__TASK DESCRIPTION__. Where the string "mathrm" occurs in the material below, report the whole line.

__SUPPLIED RECORDS__.
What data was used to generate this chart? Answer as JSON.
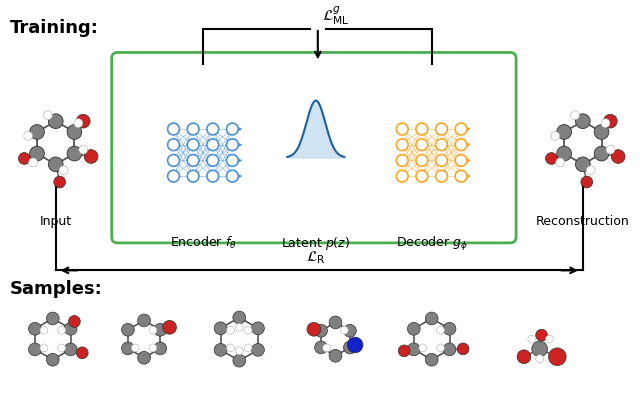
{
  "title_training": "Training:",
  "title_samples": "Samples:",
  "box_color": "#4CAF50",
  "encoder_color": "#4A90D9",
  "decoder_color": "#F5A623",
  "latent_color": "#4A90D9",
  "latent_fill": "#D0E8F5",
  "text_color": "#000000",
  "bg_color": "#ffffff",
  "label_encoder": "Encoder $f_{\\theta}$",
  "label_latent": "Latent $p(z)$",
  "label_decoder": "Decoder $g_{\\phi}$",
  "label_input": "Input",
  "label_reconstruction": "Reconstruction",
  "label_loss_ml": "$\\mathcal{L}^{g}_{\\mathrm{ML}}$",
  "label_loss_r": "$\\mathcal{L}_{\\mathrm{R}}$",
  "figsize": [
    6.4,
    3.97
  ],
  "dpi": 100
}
==
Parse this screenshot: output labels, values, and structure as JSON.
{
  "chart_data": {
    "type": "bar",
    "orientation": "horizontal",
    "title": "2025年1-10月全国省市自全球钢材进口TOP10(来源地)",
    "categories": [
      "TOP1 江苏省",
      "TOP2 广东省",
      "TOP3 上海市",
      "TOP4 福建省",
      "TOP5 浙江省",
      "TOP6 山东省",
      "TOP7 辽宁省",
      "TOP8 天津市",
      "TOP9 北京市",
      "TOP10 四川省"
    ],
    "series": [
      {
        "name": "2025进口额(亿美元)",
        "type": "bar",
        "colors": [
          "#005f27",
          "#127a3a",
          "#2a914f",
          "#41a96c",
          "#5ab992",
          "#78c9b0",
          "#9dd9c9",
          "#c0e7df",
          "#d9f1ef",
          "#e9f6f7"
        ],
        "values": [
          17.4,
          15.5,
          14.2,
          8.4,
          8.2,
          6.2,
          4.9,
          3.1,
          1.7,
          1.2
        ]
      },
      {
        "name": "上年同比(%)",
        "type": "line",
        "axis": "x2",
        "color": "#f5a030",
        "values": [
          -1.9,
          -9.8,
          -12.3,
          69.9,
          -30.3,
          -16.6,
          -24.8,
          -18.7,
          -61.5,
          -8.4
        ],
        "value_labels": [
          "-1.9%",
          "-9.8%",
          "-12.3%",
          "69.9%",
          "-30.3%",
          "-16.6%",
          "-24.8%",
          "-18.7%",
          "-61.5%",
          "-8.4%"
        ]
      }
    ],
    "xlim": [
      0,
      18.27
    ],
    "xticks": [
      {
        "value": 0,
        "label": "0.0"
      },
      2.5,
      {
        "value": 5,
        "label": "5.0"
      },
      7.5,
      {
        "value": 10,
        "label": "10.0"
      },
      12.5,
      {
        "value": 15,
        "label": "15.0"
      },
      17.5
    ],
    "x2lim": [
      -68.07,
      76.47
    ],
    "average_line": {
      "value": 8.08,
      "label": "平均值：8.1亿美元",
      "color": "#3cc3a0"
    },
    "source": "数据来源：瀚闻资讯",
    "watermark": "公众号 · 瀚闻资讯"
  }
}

__THE RESPONSE__.
  "label_loss_ml": "$\\mathcal{L}^{g}_{\\mathrm{ML}}$",
  "label_loss_r": "$\\mathcal{L}_{\\mathrm{R}}$",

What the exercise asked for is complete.